EXERCISE DETAILS
Without including the pictures, copy out every line below.

LISTED ENTRIES
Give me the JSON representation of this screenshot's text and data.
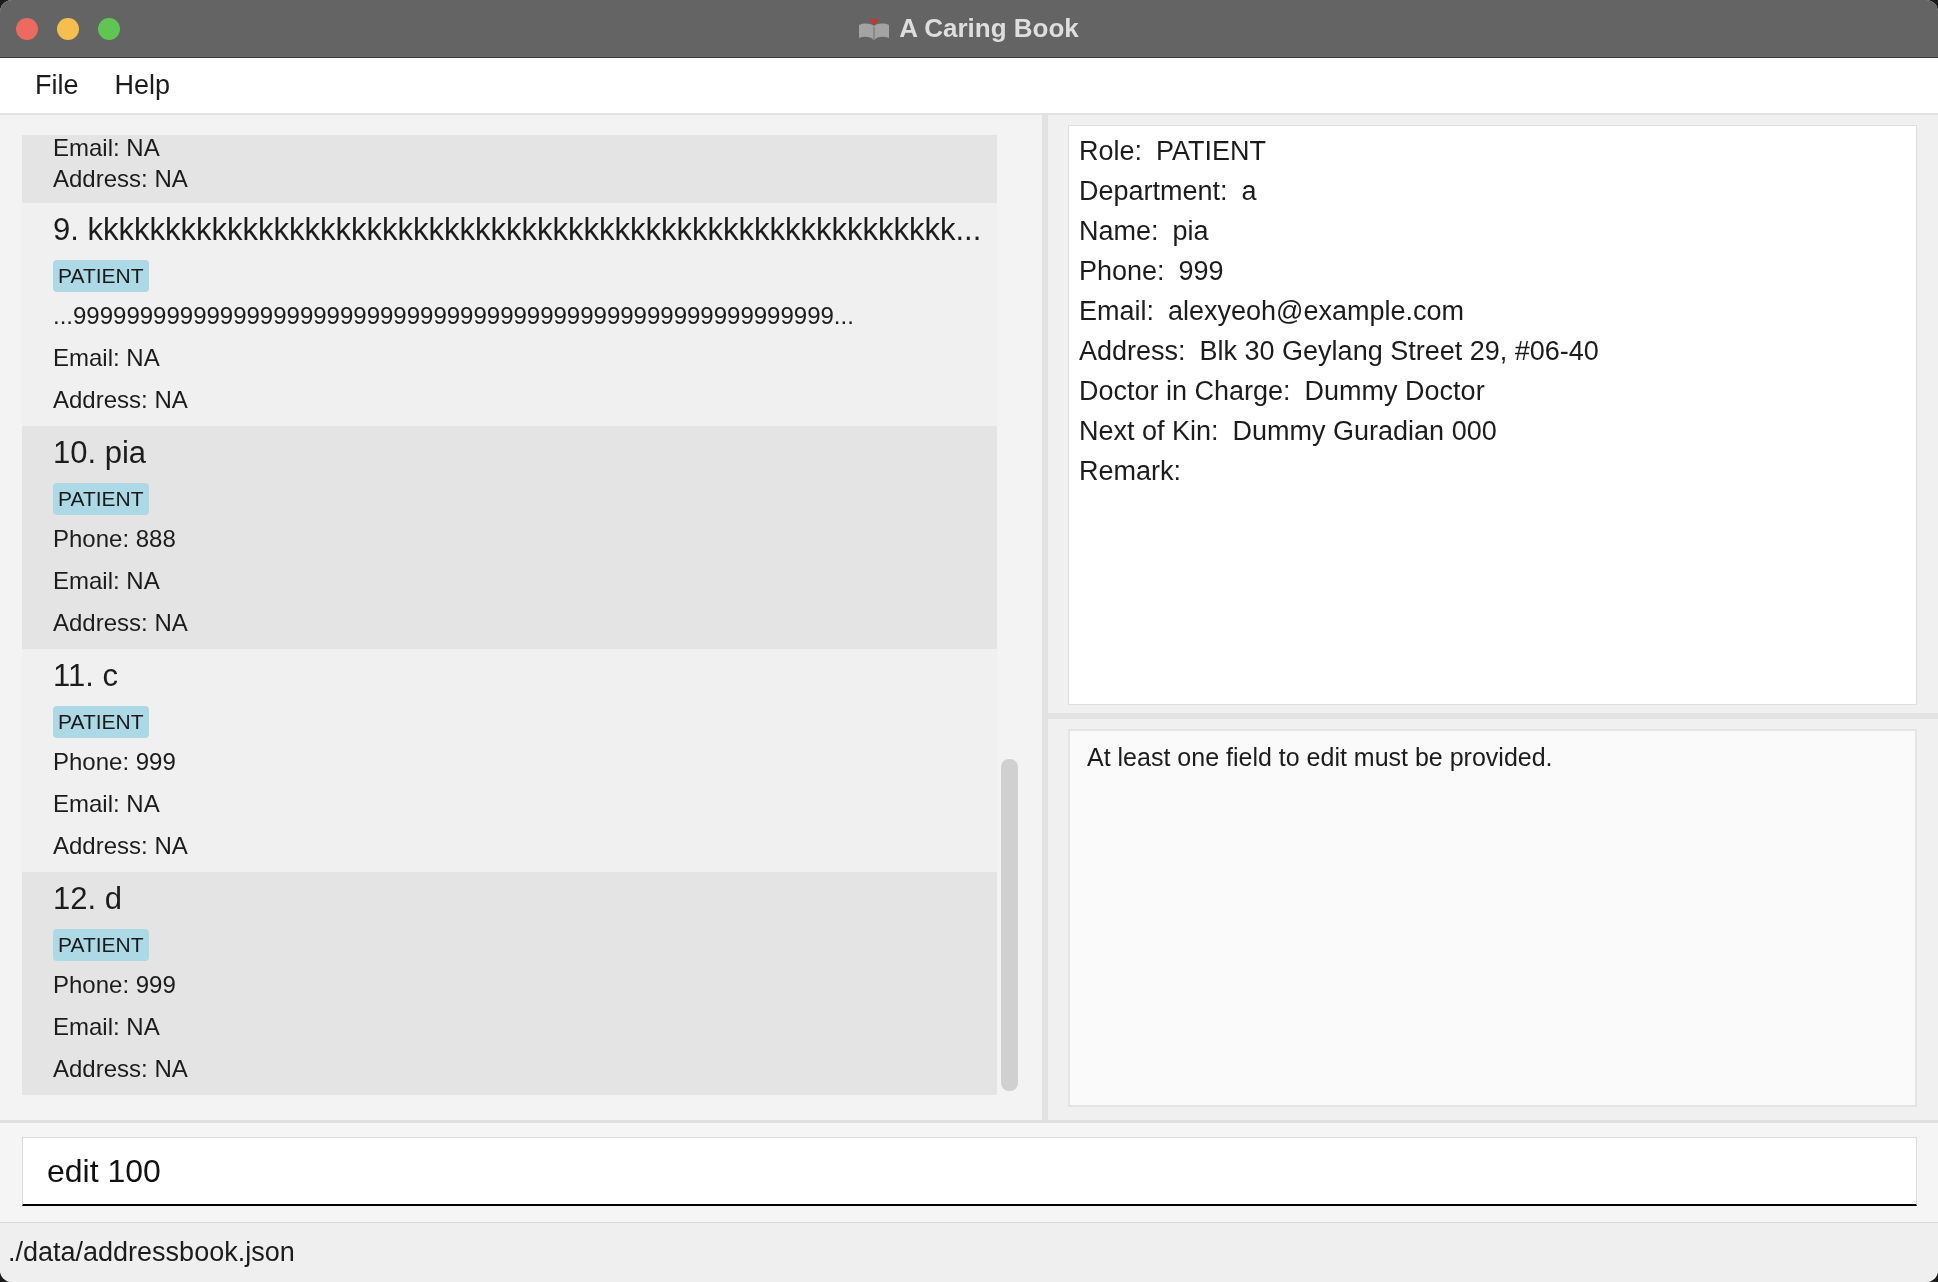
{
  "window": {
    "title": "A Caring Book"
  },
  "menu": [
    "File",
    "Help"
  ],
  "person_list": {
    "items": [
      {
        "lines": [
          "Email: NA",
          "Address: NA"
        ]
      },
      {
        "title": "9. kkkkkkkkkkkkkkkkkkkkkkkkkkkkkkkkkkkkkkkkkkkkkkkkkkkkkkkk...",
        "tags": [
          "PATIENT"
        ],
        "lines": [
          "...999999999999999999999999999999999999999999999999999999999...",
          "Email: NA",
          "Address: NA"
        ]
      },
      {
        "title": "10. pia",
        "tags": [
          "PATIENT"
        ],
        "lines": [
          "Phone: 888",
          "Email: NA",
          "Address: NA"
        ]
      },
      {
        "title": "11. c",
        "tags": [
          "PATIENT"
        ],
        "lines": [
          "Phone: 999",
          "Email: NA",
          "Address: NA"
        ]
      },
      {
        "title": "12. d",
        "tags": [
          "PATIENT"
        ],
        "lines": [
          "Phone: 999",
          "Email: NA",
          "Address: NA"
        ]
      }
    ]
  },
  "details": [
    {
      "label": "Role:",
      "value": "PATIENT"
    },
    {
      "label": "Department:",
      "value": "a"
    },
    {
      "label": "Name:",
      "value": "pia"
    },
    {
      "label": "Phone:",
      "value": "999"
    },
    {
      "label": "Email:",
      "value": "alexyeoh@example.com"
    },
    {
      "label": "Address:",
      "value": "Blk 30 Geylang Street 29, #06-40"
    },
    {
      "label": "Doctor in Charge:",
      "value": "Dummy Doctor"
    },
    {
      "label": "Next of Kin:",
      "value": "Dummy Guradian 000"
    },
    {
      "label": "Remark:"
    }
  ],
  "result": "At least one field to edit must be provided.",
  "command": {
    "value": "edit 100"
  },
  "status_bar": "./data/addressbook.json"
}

ANSWER BELOW
Give me the JSON representation of this screenshot's text and data.
{
  "window": {
    "title": "A Caring Book"
  },
  "menu": [
    "File",
    "Help"
  ],
  "person_list": {
    "items": [
      {
        "lines": [
          "Email: NA",
          "Address: NA"
        ]
      },
      {
        "title": "9. kkkkkkkkkkkkkkkkkkkkkkkkkkkkkkkkkkkkkkkkkkkkkkkkkkkkkkkk...",
        "tags": [
          "PATIENT"
        ],
        "lines": [
          "...999999999999999999999999999999999999999999999999999999999...",
          "Email: NA",
          "Address: NA"
        ]
      },
      {
        "title": "10. pia",
        "tags": [
          "PATIENT"
        ],
        "lines": [
          "Phone: 888",
          "Email: NA",
          "Address: NA"
        ]
      },
      {
        "title": "11. c",
        "tags": [
          "PATIENT"
        ],
        "lines": [
          "Phone: 999",
          "Email: NA",
          "Address: NA"
        ]
      },
      {
        "title": "12. d",
        "tags": [
          "PATIENT"
        ],
        "lines": [
          "Phone: 999",
          "Email: NA",
          "Address: NA"
        ]
      }
    ]
  },
  "details": [
    {
      "label": "Role:",
      "value": "PATIENT"
    },
    {
      "label": "Department:",
      "value": "a"
    },
    {
      "label": "Name:",
      "value": "pia"
    },
    {
      "label": "Phone:",
      "value": "999"
    },
    {
      "label": "Email:",
      "value": "alexyeoh@example.com"
    },
    {
      "label": "Address:",
      "value": "Blk 30 Geylang Street 29, #06-40"
    },
    {
      "label": "Doctor in Charge:",
      "value": "Dummy Doctor"
    },
    {
      "label": "Next of Kin:",
      "value": "Dummy Guradian 000"
    },
    {
      "label": "Remark:"
    }
  ],
  "result": "At least one field to edit must be provided.",
  "command": {
    "value": "edit 100"
  },
  "status_bar": "./data/addressbook.json"
}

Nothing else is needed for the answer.